**The task**
Keep the pictures out and restate every record exactly.

* * * * *

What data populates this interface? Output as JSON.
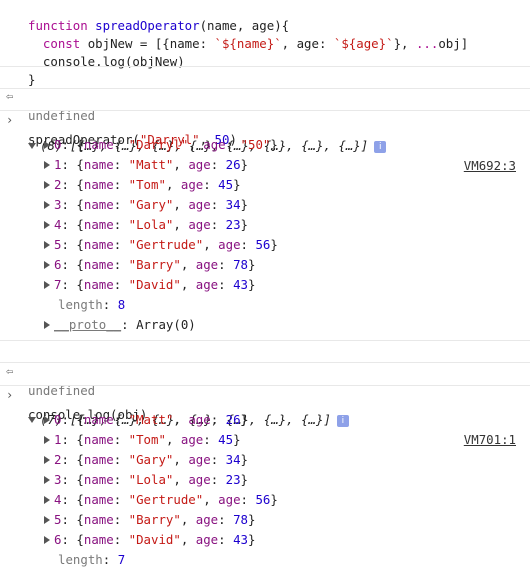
{
  "code": {
    "line1": "function spreadOperator(name, age){",
    "line2": "  const objNew = [{name: `${name}`, age: `${age}`}, ...obj]",
    "line3": "  console.log(objNew)",
    "line4": "}"
  },
  "icons": {
    "result": "return-arrow-icon",
    "prompt": "chevron-right-icon",
    "expand": "disclosure-triangle-icon",
    "info": "info-icon"
  },
  "results": [
    "undefined",
    "undefined"
  ],
  "commands": [
    "spreadOperator(\"Darryl\", 50)",
    "console.log(obj)"
  ],
  "output1": {
    "summary": "(8) [{…}, {…}, {…}, {…}, {…}, {…}, {…}, {…}]",
    "source": "VM692:3",
    "items": [
      {
        "idx": "0",
        "name": "\"Darryl\"",
        "age": "\"50\"",
        "age_is_string": true
      },
      {
        "idx": "1",
        "name": "\"Matt\"",
        "age": "26"
      },
      {
        "idx": "2",
        "name": "\"Tom\"",
        "age": "45"
      },
      {
        "idx": "3",
        "name": "\"Gary\"",
        "age": "34"
      },
      {
        "idx": "4",
        "name": "\"Lola\"",
        "age": "23"
      },
      {
        "idx": "5",
        "name": "\"Gertrude\"",
        "age": "56"
      },
      {
        "idx": "6",
        "name": "\"Barry\"",
        "age": "78"
      },
      {
        "idx": "7",
        "name": "\"David\"",
        "age": "43"
      }
    ],
    "length_label": "length",
    "length": "8",
    "proto": "__proto__",
    "proto_value": "Array(0)"
  },
  "output2": {
    "summary": "(7) [{…}, {…}, {…}, {…}, {…}, {…}, {…}]",
    "source": "VM701:1",
    "items": [
      {
        "idx": "0",
        "name": "\"Matt\"",
        "age": "26"
      },
      {
        "idx": "1",
        "name": "\"Tom\"",
        "age": "45"
      },
      {
        "idx": "2",
        "name": "\"Gary\"",
        "age": "34"
      },
      {
        "idx": "3",
        "name": "\"Lola\"",
        "age": "23"
      },
      {
        "idx": "4",
        "name": "\"Gertrude\"",
        "age": "56"
      },
      {
        "idx": "5",
        "name": "\"Barry\"",
        "age": "78"
      },
      {
        "idx": "6",
        "name": "\"David\"",
        "age": "43"
      }
    ],
    "length_label": "length",
    "length": "7"
  },
  "labels": {
    "name_key": "name",
    "age_key": "age",
    "info_glyph": "i"
  }
}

* * * * *

**Finished task**
What data populates this interface? Output as JSON.
{
  "code": {
    "line1": "function spreadOperator(name, age){",
    "line2": "  const objNew = [{name: `${name}`, age: `${age}`}, ...obj]",
    "line3": "  console.log(objNew)",
    "line4": "}"
  },
  "icons": {
    "result": "return-arrow-icon",
    "prompt": "chevron-right-icon",
    "expand": "disclosure-triangle-icon",
    "info": "info-icon"
  },
  "results": [
    "undefined",
    "undefined"
  ],
  "commands": [
    "spreadOperator(\"Darryl\", 50)",
    "console.log(obj)"
  ],
  "output1": {
    "summary": "(8) [{…}, {…}, {…}, {…}, {…}, {…}, {…}, {…}]",
    "source": "VM692:3",
    "items": [
      {
        "idx": "0",
        "name": "\"Darryl\"",
        "age": "\"50\"",
        "age_is_string": true
      },
      {
        "idx": "1",
        "name": "\"Matt\"",
        "age": "26"
      },
      {
        "idx": "2",
        "name": "\"Tom\"",
        "age": "45"
      },
      {
        "idx": "3",
        "name": "\"Gary\"",
        "age": "34"
      },
      {
        "idx": "4",
        "name": "\"Lola\"",
        "age": "23"
      },
      {
        "idx": "5",
        "name": "\"Gertrude\"",
        "age": "56"
      },
      {
        "idx": "6",
        "name": "\"Barry\"",
        "age": "78"
      },
      {
        "idx": "7",
        "name": "\"David\"",
        "age": "43"
      }
    ],
    "length_label": "length",
    "length": "8",
    "proto": "__proto__",
    "proto_value": "Array(0)"
  },
  "output2": {
    "summary": "(7) [{…}, {…}, {…}, {…}, {…}, {…}, {…}]",
    "source": "VM701:1",
    "items": [
      {
        "idx": "0",
        "name": "\"Matt\"",
        "age": "26"
      },
      {
        "idx": "1",
        "name": "\"Tom\"",
        "age": "45"
      },
      {
        "idx": "2",
        "name": "\"Gary\"",
        "age": "34"
      },
      {
        "idx": "3",
        "name": "\"Lola\"",
        "age": "23"
      },
      {
        "idx": "4",
        "name": "\"Gertrude\"",
        "age": "56"
      },
      {
        "idx": "5",
        "name": "\"Barry\"",
        "age": "78"
      },
      {
        "idx": "6",
        "name": "\"David\"",
        "age": "43"
      }
    ],
    "length_label": "length",
    "length": "7"
  },
  "labels": {
    "name_key": "name",
    "age_key": "age",
    "info_glyph": "i"
  }
}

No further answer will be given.